** Start Dataset records **

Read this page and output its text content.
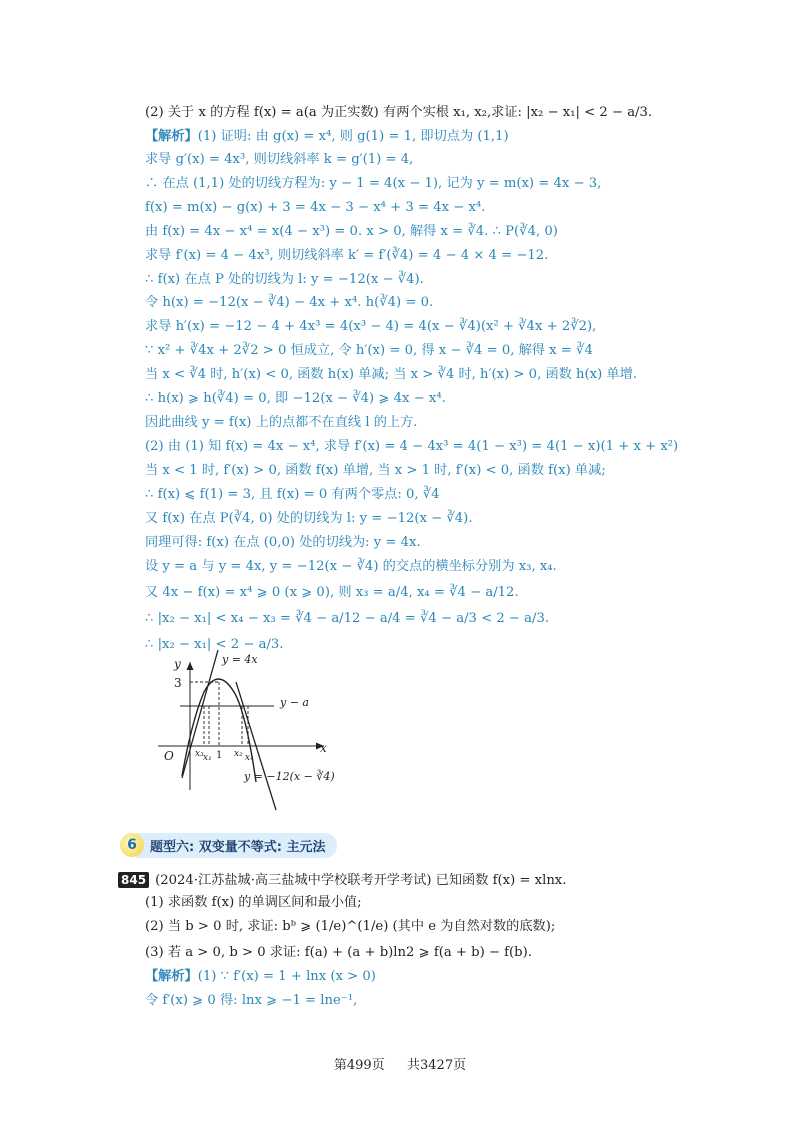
(2) 关于 x 的方程 f(x) = a(a 为正实数) 有两个实根 x₁, x₂,求证: |x₂ − x₁| < 2 − a/3.
【解析】(1) 证明: 由 g(x) = x⁴, 则 g(1) = 1, 即切点为 (1,1)
求导 g′(x) = 4x³, 则切线斜率 k = g′(1) = 4,
∴ 在点 (1,1) 处的切线方程为: y − 1 = 4(x − 1), 记为 y = m(x) = 4x − 3,
f(x) = m(x) − g(x) + 3 = 4x − 3 − x⁴ + 3 = 4x − x⁴.
由 f(x) = 4x − x⁴ = x(4 − x³) = 0. x > 0, 解得 x = ∛4. ∴ P(∛4, 0)
求导 f′(x) = 4 − 4x³, 则切线斜率 k′ = f′(∛4) = 4 − 4 × 4 = −12.
∴ f(x) 在点 P 处的切线为 l: y = −12(x − ∛4).
令 h(x) = −12(x − ∛4) − 4x + x⁴. h(∛4) = 0.
求导 h′(x) = −12 − 4 + 4x³ = 4(x³ − 4) = 4(x − ∛4)(x² + ∛4x + 2∛2),
∵ x² + ∛4x + 2∛2 > 0 恒成立, 令 h′(x) = 0, 得 x − ∛4 = 0, 解得 x = ∛4
当 x < ∛4 时, h′(x) < 0, 函数 h(x) 单减; 当 x > ∛4 时, h′(x) > 0, 函数 h(x) 单增.
∴ h(x) ⩾ h(∛4) = 0, 即 −12(x − ∛4) ⩾ 4x − x⁴.
因此曲线 y = f(x) 上的点都不在直线 l 的上方.
(2) 由 (1) 知 f(x) = 4x − x⁴, 求导 f′(x) = 4 − 4x³ = 4(1 − x³) = 4(1 − x)(1 + x + x²)
当 x < 1 时, f′(x) > 0, 函数 f(x) 单增, 当 x > 1 时, f′(x) < 0, 函数 f(x) 单减;
∴ f(x) ⩽ f(1) = 3, 且 f(x) = 0 有两个零点: 0, ∛4
又 f(x) 在点 P(∛4, 0) 处的切线为 l: y = −12(x − ∛4).
同理可得: f(x) 在点 (0,0) 处的切线为: y = 4x.
设 y = a 与 y = 4x, y = −12(x − ∛4) 的交点的横坐标分别为 x₃, x₄.
又 4x − f(x) = x⁴ ⩾ 0 (x ⩾ 0), 则 x₃ = a/4, x₄ = ∛4 − a/12.
∴ |x₂ − x₁| < x₄ − x₃ = ∛4 − a/12 − a/4 = ∛4 − a/3 < 2 − a/3.
∴ |x₂ − x₁| < 2 − a/3.
y
x
O
3
y = 4x
y − a
y = −12(x − ∛4)
x₃ x₁ 1 x₂ x₄
6	题型六: 双变量不等式: 主元法
845 (2024·江苏盐城·高三盐城中学校联考开学考试) 已知函数 f(x) = xlnx.
(1) 求函数 f(x) 的单调区间和最小值;
(2) 当 b > 0 时, 求证: bᵇ ⩾ (1/e)^(1/e) (其中 e 为自然对数的底数);
(3) 若 a > 0, b > 0 求证: f(a) + (a + b)ln2 ⩾ f(a + b) − f(b).
【解析】(1) ∵ f′(x) = 1 + lnx (x > 0)
令 f′(x) ⩾ 0 得: lnx ⩾ −1 = lne⁻¹,
第499页 共3427页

** End Dataset records **

== Job ==
From the listing above, print every entry precisely and drop the pictures.

== Correct result ==
Read this page and output its text content.
(2) 关于 x 的方程 f(x) = a(a 为正实数) 有两个实根 x₁, x₂,求证: |x₂ − x₁| < 2 − a/3.
【解析】(1) 证明: 由 g(x) = x⁴, 则 g(1) = 1, 即切点为 (1,1)
求导 g′(x) = 4x³, 则切线斜率 k = g′(1) = 4,
∴ 在点 (1,1) 处的切线方程为: y − 1 = 4(x − 1), 记为 y = m(x) = 4x − 3,
f(x) = m(x) − g(x) + 3 = 4x − 3 − x⁴ + 3 = 4x − x⁴.
由 f(x) = 4x − x⁴ = x(4 − x³) = 0. x > 0, 解得 x = ∛4. ∴ P(∛4, 0)
求导 f′(x) = 4 − 4x³, 则切线斜率 k′ = f′(∛4) = 4 − 4 × 4 = −12.
∴ f(x) 在点 P 处的切线为 l: y = −12(x − ∛4).
令 h(x) = −12(x − ∛4) − 4x + x⁴. h(∛4) = 0.
求导 h′(x) = −12 − 4 + 4x³ = 4(x³ − 4) = 4(x − ∛4)(x² + ∛4x + 2∛2),
∵ x² + ∛4x + 2∛2 > 0 恒成立, 令 h′(x) = 0, 得 x − ∛4 = 0, 解得 x = ∛4
当 x < ∛4 时, h′(x) < 0, 函数 h(x) 单减; 当 x > ∛4 时, h′(x) > 0, 函数 h(x) 单增.
∴ h(x) ⩾ h(∛4) = 0, 即 −12(x − ∛4) ⩾ 4x − x⁴.
因此曲线 y = f(x) 上的点都不在直线 l 的上方.
(2) 由 (1) 知 f(x) = 4x − x⁴, 求导 f′(x) = 4 − 4x³ = 4(1 − x³) = 4(1 − x)(1 + x + x²)
当 x < 1 时, f′(x) > 0, 函数 f(x) 单增, 当 x > 1 时, f′(x) < 0, 函数 f(x) 单减;
∴ f(x) ⩽ f(1) = 3, 且 f(x) = 0 有两个零点: 0, ∛4
又 f(x) 在点 P(∛4, 0) 处的切线为 l: y = −12(x − ∛4).
同理可得: f(x) 在点 (0,0) 处的切线为: y = 4x.
设 y = a 与 y = 4x, y = −12(x − ∛4) 的交点的横坐标分别为 x₃, x₄.
又 4x − f(x) = x⁴ ⩾ 0 (x ⩾ 0), 则 x₃ = a/4, x₄ = ∛4 − a/12.
∴ |x₂ − x₁| < x₄ − x₃ = ∛4 − a/12 − a/4 = ∛4 − a/3 < 2 − a/3.
∴ |x₂ − x₁| < 2 − a/3.
y
x
O
3
y = 4x
y − a
y = −12(x − ∛4)
x₃ x₁ 1 x₂ x₄
6	题型六: 双变量不等式: 主元法
845 (2024·江苏盐城·高三盐城中学校联考开学考试) 已知函数 f(x) = xlnx.
(1) 求函数 f(x) 的单调区间和最小值;
(2) 当 b > 0 时, 求证: bᵇ ⩾ (1/e)^(1/e) (其中 e 为自然对数的底数);
(3) 若 a > 0, b > 0 求证: f(a) + (a + b)ln2 ⩾ f(a + b) − f(b).
【解析】(1) ∵ f′(x) = 1 + lnx (x > 0)
令 f′(x) ⩾ 0 得: lnx ⩾ −1 = lne⁻¹,
第499页 共3427页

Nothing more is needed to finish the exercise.